TASK DETAILS:
Make an exact copy of all the data.

____ RECORD EXTRACTS

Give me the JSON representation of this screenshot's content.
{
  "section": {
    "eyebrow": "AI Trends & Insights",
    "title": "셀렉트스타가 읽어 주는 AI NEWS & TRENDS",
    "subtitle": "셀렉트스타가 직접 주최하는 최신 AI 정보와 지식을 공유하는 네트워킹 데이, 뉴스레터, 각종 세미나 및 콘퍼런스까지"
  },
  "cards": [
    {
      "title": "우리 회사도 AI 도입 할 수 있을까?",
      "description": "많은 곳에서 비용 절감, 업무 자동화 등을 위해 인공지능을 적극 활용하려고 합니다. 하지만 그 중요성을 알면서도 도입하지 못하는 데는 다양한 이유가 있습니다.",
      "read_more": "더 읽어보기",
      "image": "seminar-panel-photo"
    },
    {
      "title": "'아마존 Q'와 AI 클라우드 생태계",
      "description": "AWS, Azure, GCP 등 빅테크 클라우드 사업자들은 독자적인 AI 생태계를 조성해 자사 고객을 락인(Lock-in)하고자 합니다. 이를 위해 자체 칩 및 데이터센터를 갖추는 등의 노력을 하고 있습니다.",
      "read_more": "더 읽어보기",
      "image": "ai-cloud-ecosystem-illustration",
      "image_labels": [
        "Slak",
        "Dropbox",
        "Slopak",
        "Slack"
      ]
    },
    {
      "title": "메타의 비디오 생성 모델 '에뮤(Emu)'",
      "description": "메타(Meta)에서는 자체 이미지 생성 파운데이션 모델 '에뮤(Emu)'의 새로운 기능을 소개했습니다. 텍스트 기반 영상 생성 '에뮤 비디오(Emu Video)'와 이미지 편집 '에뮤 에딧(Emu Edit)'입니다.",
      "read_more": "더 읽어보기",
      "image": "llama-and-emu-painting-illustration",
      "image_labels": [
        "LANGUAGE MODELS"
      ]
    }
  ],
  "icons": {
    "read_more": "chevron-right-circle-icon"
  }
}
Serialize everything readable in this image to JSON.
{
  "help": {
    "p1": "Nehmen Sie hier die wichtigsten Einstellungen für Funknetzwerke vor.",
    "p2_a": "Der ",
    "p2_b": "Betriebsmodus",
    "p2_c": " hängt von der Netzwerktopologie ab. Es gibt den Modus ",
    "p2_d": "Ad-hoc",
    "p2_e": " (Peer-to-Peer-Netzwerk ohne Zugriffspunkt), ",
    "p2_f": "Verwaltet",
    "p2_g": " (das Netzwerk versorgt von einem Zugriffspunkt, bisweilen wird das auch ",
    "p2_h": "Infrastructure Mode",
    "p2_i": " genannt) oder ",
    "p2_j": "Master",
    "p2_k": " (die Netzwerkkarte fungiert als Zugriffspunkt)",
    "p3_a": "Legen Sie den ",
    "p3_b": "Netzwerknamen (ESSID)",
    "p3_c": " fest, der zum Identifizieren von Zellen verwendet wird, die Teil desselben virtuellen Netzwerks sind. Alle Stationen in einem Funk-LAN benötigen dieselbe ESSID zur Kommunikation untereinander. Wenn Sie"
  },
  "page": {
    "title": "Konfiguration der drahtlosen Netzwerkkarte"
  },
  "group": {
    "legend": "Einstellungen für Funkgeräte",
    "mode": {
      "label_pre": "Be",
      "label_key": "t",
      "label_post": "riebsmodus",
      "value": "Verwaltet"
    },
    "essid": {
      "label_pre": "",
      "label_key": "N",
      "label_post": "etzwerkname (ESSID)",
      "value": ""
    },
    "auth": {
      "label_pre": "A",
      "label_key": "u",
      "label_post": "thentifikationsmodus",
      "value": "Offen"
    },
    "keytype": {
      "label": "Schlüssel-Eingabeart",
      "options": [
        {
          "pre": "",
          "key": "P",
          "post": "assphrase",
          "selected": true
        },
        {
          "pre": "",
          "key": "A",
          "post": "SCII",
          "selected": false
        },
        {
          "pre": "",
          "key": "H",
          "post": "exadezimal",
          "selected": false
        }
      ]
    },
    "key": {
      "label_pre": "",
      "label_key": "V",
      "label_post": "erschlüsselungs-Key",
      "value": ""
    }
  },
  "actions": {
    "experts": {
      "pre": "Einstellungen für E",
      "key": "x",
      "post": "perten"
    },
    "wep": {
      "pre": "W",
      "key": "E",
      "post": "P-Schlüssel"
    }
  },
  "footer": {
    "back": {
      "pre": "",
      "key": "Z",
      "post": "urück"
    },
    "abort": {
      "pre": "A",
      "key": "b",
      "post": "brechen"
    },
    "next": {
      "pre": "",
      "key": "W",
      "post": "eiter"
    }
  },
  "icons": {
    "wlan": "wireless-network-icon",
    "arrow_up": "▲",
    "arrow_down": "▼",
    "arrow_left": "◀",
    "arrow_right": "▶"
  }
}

________

REPLY TO THE EXERCISE:
Give me the JSON representation of this screenshot's content.
{
  "section": {
    "eyebrow": "AI Trends & Insights",
    "title": "셀렉트스타가 읽어 주는 AI NEWS & TRENDS",
    "subtitle": "셀렉트스타가 직접 주최하는 최신 AI 정보와 지식을 공유하는 네트워킹 데이, 뉴스레터, 각종 세미나 및 콘퍼런스까지"
  },
  "cards": [
    {
      "title": "우리 회사도 AI 도입 할 수 있을까?",
      "description": "많은 곳에서 비용 절감, 업무 자동화 등을 위해 인공지능을 적극 활용하려고 합니다. 하지만 그 중요성을 알면서도 도입하지 못하는 데는 다양한 이유가 있습니다.",
      "read_more": "더 읽어보기",
      "image": "seminar-panel-photo"
    },
    {
      "title": "'아마존 Q'와 AI 클라우드 생태계",
      "description": "AWS, Azure, GCP 등 빅테크 클라우드 사업자들은 독자적인 AI 생태계를 조성해 자사 고객을 락인(Lock-in)하고자 합니다. 이를 위해 자체 칩 및 데이터센터를 갖추는 등의 노력을 하고 있습니다.",
      "read_more": "더 읽어보기",
      "image": "ai-cloud-ecosystem-illustration",
      "image_labels": [
        "Slak",
        "Dropbox",
        "Slopak",
        "Slack"
      ]
    },
    {
      "title": "메타의 비디오 생성 모델 '에뮤(Emu)'",
      "description": "메타(Meta)에서는 자체 이미지 생성 파운데이션 모델 '에뮤(Emu)'의 새로운 기능을 소개했습니다. 텍스트 기반 영상 생성 '에뮤 비디오(Emu Video)'와 이미지 편집 '에뮤 에딧(Emu Edit)'입니다.",
      "read_more": "더 읽어보기",
      "image": "llama-and-emu-painting-illustration",
      "image_labels": [
        "LANGUAGE MODELS"
      ]
    }
  ],
  "icons": {
    "read_more": "chevron-right-circle-icon"
  }
}
Serialize everything readable in this image to JSON.
{
  "help": {
    "p1": "Nehmen Sie hier die wichtigsten Einstellungen für Funknetzwerke vor.",
    "p2_a": "Der ",
    "p2_b": "Betriebsmodus",
    "p2_c": " hängt von der Netzwerktopologie ab. Es gibt den Modus ",
    "p2_d": "Ad-hoc",
    "p2_e": " (Peer-to-Peer-Netzwerk ohne Zugriffspunkt), ",
    "p2_f": "Verwaltet",
    "p2_g": " (das Netzwerk versorgt von einem Zugriffspunkt, bisweilen wird das auch ",
    "p2_h": "Infrastructure Mode",
    "p2_i": " genannt) oder ",
    "p2_j": "Master",
    "p2_k": " (die Netzwerkkarte fungiert als Zugriffspunkt)",
    "p3_a": "Legen Sie den ",
    "p3_b": "Netzwerknamen (ESSID)",
    "p3_c": " fest, der zum Identifizieren von Zellen verwendet wird, die Teil desselben virtuellen Netzwerks sind. Alle Stationen in einem Funk-LAN benötigen dieselbe ESSID zur Kommunikation untereinander. Wenn Sie"
  },
  "page": {
    "title": "Konfiguration der drahtlosen Netzwerkkarte"
  },
  "group": {
    "legend": "Einstellungen für Funkgeräte",
    "mode": {
      "label_pre": "Be",
      "label_key": "t",
      "label_post": "riebsmodus",
      "value": "Verwaltet"
    },
    "essid": {
      "label_pre": "",
      "label_key": "N",
      "label_post": "etzwerkname (ESSID)",
      "value": ""
    },
    "auth": {
      "label_pre": "A",
      "label_key": "u",
      "label_post": "thentifikationsmodus",
      "value": "Offen"
    },
    "keytype": {
      "label": "Schlüssel-Eingabeart",
      "options": [
        {
          "pre": "",
          "key": "P",
          "post": "assphrase",
          "selected": true
        },
        {
          "pre": "",
          "key": "A",
          "post": "SCII",
          "selected": false
        },
        {
          "pre": "",
          "key": "H",
          "post": "exadezimal",
          "selected": false
        }
      ]
    },
    "key": {
      "label_pre": "",
      "label_key": "V",
      "label_post": "erschlüsselungs-Key",
      "value": ""
    }
  },
  "actions": {
    "experts": {
      "pre": "Einstellungen für E",
      "key": "x",
      "post": "perten"
    },
    "wep": {
      "pre": "W",
      "key": "E",
      "post": "P-Schlüssel"
    }
  },
  "footer": {
    "back": {
      "pre": "",
      "key": "Z",
      "post": "urück"
    },
    "abort": {
      "pre": "A",
      "key": "b",
      "post": "brechen"
    },
    "next": {
      "pre": "",
      "key": "W",
      "post": "eiter"
    }
  },
  "icons": {
    "wlan": "wireless-network-icon",
    "arrow_up": "▲",
    "arrow_down": "▼",
    "arrow_left": "◀",
    "arrow_right": "▶"
  }
}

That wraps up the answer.